Make an exact copy of the entries below with the pictures removed.

Collected data entries
* Start *

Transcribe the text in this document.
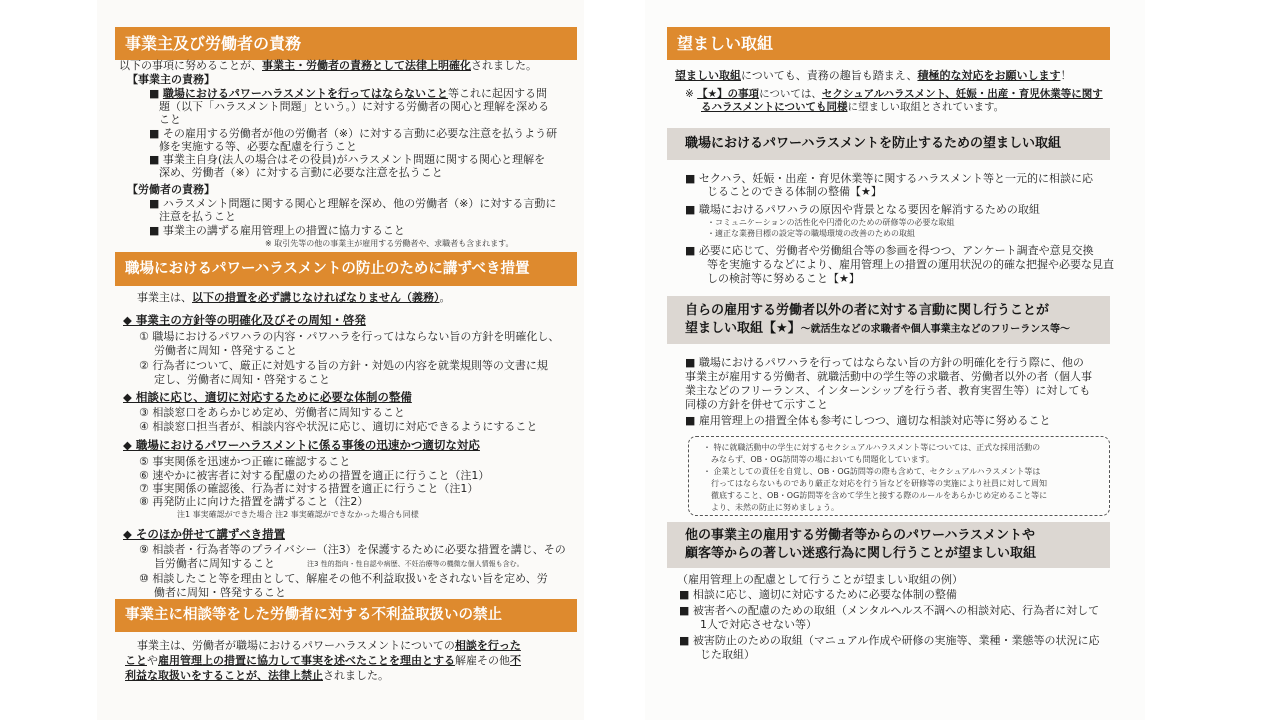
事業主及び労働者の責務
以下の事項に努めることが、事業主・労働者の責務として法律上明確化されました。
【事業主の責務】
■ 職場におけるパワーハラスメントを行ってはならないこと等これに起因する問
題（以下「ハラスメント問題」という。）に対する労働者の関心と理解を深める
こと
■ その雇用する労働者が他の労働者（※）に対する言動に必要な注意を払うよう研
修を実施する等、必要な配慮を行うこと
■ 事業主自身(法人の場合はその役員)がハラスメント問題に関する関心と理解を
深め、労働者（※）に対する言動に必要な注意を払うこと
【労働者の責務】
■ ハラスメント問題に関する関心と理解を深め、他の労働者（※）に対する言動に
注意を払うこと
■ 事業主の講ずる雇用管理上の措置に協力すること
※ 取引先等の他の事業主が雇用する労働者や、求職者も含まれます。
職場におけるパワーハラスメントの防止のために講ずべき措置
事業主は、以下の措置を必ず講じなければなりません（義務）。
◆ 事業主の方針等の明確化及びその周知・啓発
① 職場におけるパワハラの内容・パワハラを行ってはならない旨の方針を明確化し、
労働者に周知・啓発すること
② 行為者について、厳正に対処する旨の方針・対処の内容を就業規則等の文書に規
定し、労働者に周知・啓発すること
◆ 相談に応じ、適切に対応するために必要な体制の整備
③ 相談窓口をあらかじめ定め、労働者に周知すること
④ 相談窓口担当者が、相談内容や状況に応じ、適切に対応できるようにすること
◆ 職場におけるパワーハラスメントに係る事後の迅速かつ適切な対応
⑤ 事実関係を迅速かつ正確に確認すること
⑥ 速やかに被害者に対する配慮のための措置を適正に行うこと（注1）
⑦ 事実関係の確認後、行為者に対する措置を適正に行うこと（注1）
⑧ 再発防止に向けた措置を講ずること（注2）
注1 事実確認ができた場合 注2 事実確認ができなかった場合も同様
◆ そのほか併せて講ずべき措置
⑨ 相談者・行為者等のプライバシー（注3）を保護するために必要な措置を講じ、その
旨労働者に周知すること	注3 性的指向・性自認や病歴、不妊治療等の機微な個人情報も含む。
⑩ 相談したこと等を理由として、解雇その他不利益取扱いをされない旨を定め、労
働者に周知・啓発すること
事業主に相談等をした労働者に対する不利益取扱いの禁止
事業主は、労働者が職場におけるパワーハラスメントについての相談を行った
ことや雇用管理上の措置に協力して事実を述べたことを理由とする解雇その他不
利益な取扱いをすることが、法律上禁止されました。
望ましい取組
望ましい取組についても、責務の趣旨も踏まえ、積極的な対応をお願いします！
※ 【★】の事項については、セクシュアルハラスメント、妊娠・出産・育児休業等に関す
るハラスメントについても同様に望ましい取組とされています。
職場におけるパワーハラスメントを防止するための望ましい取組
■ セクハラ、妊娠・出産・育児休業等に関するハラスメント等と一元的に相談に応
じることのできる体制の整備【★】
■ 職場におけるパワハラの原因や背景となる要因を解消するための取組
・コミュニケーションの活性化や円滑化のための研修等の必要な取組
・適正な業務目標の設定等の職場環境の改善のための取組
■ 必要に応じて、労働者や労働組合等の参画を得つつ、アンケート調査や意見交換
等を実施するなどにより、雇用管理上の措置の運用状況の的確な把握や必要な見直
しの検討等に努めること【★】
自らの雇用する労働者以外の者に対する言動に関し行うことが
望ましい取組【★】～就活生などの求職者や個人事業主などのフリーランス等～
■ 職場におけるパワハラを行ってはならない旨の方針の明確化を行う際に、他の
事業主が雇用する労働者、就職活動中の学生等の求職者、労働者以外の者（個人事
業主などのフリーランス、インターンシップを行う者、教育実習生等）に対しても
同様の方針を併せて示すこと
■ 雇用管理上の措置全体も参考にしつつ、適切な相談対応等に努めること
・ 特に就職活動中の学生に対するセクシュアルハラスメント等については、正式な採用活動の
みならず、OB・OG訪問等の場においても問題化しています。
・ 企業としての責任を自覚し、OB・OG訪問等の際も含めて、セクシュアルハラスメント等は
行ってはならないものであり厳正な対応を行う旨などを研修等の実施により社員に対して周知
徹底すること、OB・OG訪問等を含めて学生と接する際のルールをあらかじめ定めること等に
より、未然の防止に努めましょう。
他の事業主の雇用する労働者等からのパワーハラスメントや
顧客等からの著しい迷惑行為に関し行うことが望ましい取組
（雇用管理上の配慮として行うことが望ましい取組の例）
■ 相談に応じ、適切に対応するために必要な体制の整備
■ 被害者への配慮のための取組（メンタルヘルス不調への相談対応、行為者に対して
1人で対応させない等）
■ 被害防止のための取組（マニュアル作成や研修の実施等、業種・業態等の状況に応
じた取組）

* End *

> _Exercise response_:
Transcribe the text in this document.
事業主及び労働者の責務
以下の事項に努めることが、事業主・労働者の責務として法律上明確化されました。
【事業主の責務】
■ 職場におけるパワーハラスメントを行ってはならないこと等これに起因する問
題（以下「ハラスメント問題」という。）に対する労働者の関心と理解を深める
こと
■ その雇用する労働者が他の労働者（※）に対する言動に必要な注意を払うよう研
修を実施する等、必要な配慮を行うこと
■ 事業主自身(法人の場合はその役員)がハラスメント問題に関する関心と理解を
深め、労働者（※）に対する言動に必要な注意を払うこと
【労働者の責務】
■ ハラスメント問題に関する関心と理解を深め、他の労働者（※）に対する言動に
注意を払うこと
■ 事業主の講ずる雇用管理上の措置に協力すること
※ 取引先等の他の事業主が雇用する労働者や、求職者も含まれます。
職場におけるパワーハラスメントの防止のために講ずべき措置
事業主は、以下の措置を必ず講じなければなりません（義務）。
◆ 事業主の方針等の明確化及びその周知・啓発
① 職場におけるパワハラの内容・パワハラを行ってはならない旨の方針を明確化し、
労働者に周知・啓発すること
② 行為者について、厳正に対処する旨の方針・対処の内容を就業規則等の文書に規
定し、労働者に周知・啓発すること
◆ 相談に応じ、適切に対応するために必要な体制の整備
③ 相談窓口をあらかじめ定め、労働者に周知すること
④ 相談窓口担当者が、相談内容や状況に応じ、適切に対応できるようにすること
◆ 職場におけるパワーハラスメントに係る事後の迅速かつ適切な対応
⑤ 事実関係を迅速かつ正確に確認すること
⑥ 速やかに被害者に対する配慮のための措置を適正に行うこと（注1）
⑦ 事実関係の確認後、行為者に対する措置を適正に行うこと（注1）
⑧ 再発防止に向けた措置を講ずること（注2）
注1 事実確認ができた場合 注2 事実確認ができなかった場合も同様
◆ そのほか併せて講ずべき措置
⑨ 相談者・行為者等のプライバシー（注3）を保護するために必要な措置を講じ、その
旨労働者に周知すること	注3 性的指向・性自認や病歴、不妊治療等の機微な個人情報も含む。
⑩ 相談したこと等を理由として、解雇その他不利益取扱いをされない旨を定め、労
働者に周知・啓発すること
事業主に相談等をした労働者に対する不利益取扱いの禁止
事業主は、労働者が職場におけるパワーハラスメントについての相談を行った
ことや雇用管理上の措置に協力して事実を述べたことを理由とする解雇その他不
利益な取扱いをすることが、法律上禁止されました。
望ましい取組
望ましい取組についても、責務の趣旨も踏まえ、積極的な対応をお願いします！
※ 【★】の事項については、セクシュアルハラスメント、妊娠・出産・育児休業等に関す
るハラスメントについても同様に望ましい取組とされています。
職場におけるパワーハラスメントを防止するための望ましい取組
■ セクハラ、妊娠・出産・育児休業等に関するハラスメント等と一元的に相談に応
じることのできる体制の整備【★】
■ 職場におけるパワハラの原因や背景となる要因を解消するための取組
・コミュニケーションの活性化や円滑化のための研修等の必要な取組
・適正な業務目標の設定等の職場環境の改善のための取組
■ 必要に応じて、労働者や労働組合等の参画を得つつ、アンケート調査や意見交換
等を実施するなどにより、雇用管理上の措置の運用状況の的確な把握や必要な見直
しの検討等に努めること【★】
自らの雇用する労働者以外の者に対する言動に関し行うことが
望ましい取組【★】～就活生などの求職者や個人事業主などのフリーランス等～
■ 職場におけるパワハラを行ってはならない旨の方針の明確化を行う際に、他の
事業主が雇用する労働者、就職活動中の学生等の求職者、労働者以外の者（個人事
業主などのフリーランス、インターンシップを行う者、教育実習生等）に対しても
同様の方針を併せて示すこと
■ 雇用管理上の措置全体も参考にしつつ、適切な相談対応等に努めること
・ 特に就職活動中の学生に対するセクシュアルハラスメント等については、正式な採用活動の
みならず、OB・OG訪問等の場においても問題化しています。
・ 企業としての責任を自覚し、OB・OG訪問等の際も含めて、セクシュアルハラスメント等は
行ってはならないものであり厳正な対応を行う旨などを研修等の実施により社員に対して周知
徹底すること、OB・OG訪問等を含めて学生と接する際のルールをあらかじめ定めること等に
より、未然の防止に努めましょう。
他の事業主の雇用する労働者等からのパワーハラスメントや
顧客等からの著しい迷惑行為に関し行うことが望ましい取組
（雇用管理上の配慮として行うことが望ましい取組の例）
■ 相談に応じ、適切に対応するために必要な体制の整備
■ 被害者への配慮のための取組（メンタルヘルス不調への相談対応、行為者に対して
1人で対応させない等）
■ 被害防止のための取組（マニュアル作成や研修の実施等、業種・業態等の状況に応
じた取組）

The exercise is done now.